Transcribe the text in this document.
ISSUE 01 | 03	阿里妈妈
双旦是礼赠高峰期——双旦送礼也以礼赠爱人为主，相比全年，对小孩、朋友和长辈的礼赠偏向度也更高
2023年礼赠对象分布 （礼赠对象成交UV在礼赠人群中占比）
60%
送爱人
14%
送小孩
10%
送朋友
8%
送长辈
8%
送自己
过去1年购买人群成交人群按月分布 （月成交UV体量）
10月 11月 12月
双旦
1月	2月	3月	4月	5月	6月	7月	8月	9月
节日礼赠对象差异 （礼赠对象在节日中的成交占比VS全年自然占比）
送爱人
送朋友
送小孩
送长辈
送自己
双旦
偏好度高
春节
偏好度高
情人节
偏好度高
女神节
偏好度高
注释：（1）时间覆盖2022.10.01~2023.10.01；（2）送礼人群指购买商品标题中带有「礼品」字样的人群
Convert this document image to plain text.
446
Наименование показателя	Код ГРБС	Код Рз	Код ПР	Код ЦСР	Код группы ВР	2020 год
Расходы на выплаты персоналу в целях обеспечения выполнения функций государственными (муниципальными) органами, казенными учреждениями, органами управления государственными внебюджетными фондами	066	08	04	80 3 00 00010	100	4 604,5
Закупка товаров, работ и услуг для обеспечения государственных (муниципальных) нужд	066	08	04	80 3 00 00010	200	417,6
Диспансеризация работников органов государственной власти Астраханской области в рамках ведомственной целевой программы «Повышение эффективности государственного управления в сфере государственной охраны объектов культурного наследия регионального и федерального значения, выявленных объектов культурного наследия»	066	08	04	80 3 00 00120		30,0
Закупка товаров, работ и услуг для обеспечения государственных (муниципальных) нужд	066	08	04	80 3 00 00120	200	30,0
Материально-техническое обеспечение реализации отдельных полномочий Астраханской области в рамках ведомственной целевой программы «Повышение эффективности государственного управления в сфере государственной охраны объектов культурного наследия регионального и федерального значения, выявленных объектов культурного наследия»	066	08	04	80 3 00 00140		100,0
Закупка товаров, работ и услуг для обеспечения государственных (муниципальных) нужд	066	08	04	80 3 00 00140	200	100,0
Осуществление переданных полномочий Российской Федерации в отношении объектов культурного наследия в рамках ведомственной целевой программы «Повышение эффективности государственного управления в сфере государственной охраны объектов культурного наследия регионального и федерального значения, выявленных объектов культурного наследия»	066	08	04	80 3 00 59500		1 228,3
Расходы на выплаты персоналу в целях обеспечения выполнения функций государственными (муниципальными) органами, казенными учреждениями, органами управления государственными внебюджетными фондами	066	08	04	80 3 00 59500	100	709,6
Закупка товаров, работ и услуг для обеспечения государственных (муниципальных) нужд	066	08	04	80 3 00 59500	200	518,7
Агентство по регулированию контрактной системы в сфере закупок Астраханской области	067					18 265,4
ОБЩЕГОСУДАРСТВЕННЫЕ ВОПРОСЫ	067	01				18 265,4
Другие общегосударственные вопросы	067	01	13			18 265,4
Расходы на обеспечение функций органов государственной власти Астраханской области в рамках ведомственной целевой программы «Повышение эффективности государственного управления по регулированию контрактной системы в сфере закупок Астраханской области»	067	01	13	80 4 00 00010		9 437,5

## DO THIS
Reproduce the full listing exactly.

## ANSWER
Transcribe the text in this document.
ISSUE 01 | 03	阿里妈妈
双旦是礼赠高峰期——双旦送礼也以礼赠爱人为主，相比全年，对小孩、朋友和长辈的礼赠偏向度也更高
2023年礼赠对象分布 （礼赠对象成交UV在礼赠人群中占比）
60%
送爱人
14%
送小孩
10%
送朋友
8%
送长辈
8%
送自己
过去1年购买人群成交人群按月分布 （月成交UV体量）
10月 11月 12月
双旦
1月	2月	3月	4月	5月	6月	7月	8月	9月
节日礼赠对象差异 （礼赠对象在节日中的成交占比VS全年自然占比）
送爱人
送朋友
送小孩
送长辈
送自己
双旦
偏好度高
春节
偏好度高
情人节
偏好度高
女神节
偏好度高
注释：（1）时间覆盖2022.10.01~2023.10.01；（2）送礼人群指购买商品标题中带有「礼品」字样的人群
Convert this document image to plain text.
446
Наименование показателя	Код ГРБС	Код Рз	Код ПР	Код ЦСР	Код группы ВР	2020 год
Расходы на выплаты персоналу в целях обеспечения выполнения функций государственными (муниципальными) органами, казенными учреждениями, органами управления государственными внебюджетными фондами	066	08	04	80 3 00 00010	100	4 604,5
Закупка товаров, работ и услуг для обеспечения государственных (муниципальных) нужд	066	08	04	80 3 00 00010	200	417,6
Диспансеризация работников органов государственной власти Астраханской области в рамках ведомственной целевой программы «Повышение эффективности государственного управления в сфере государственной охраны объектов культурного наследия регионального и федерального значения, выявленных объектов культурного наследия»	066	08	04	80 3 00 00120		30,0
Закупка товаров, работ и услуг для обеспечения государственных (муниципальных) нужд	066	08	04	80 3 00 00120	200	30,0
Материально-техническое обеспечение реализации отдельных полномочий Астраханской области в рамках ведомственной целевой программы «Повышение эффективности государственного управления в сфере государственной охраны объектов культурного наследия регионального и федерального значения, выявленных объектов культурного наследия»	066	08	04	80 3 00 00140		100,0
Закупка товаров, работ и услуг для обеспечения государственных (муниципальных) нужд	066	08	04	80 3 00 00140	200	100,0
Осуществление переданных полномочий Российской Федерации в отношении объектов культурного наследия в рамках ведомственной целевой программы «Повышение эффективности государственного управления в сфере государственной охраны объектов культурного наследия регионального и федерального значения, выявленных объектов культурного наследия»	066	08	04	80 3 00 59500		1 228,3
Расходы на выплаты персоналу в целях обеспечения выполнения функций государственными (муниципальными) органами, казенными учреждениями, органами управления государственными внебюджетными фондами	066	08	04	80 3 00 59500	100	709,6
Закупка товаров, работ и услуг для обеспечения государственных (муниципальных) нужд	066	08	04	80 3 00 59500	200	518,7
Агентство по регулированию контрактной системы в сфере закупок Астраханской области	067					18 265,4
ОБЩЕГОСУДАРСТВЕННЫЕ ВОПРОСЫ	067	01				18 265,4
Другие общегосударственные вопросы	067	01	13			18 265,4
Расходы на обеспечение функций органов государственной власти Астраханской области в рамках ведомственной целевой программы «Повышение эффективности государственного управления по регулированию контрактной системы в сфере закупок Астраханской области»	067	01	13	80 4 00 00010		9 437,5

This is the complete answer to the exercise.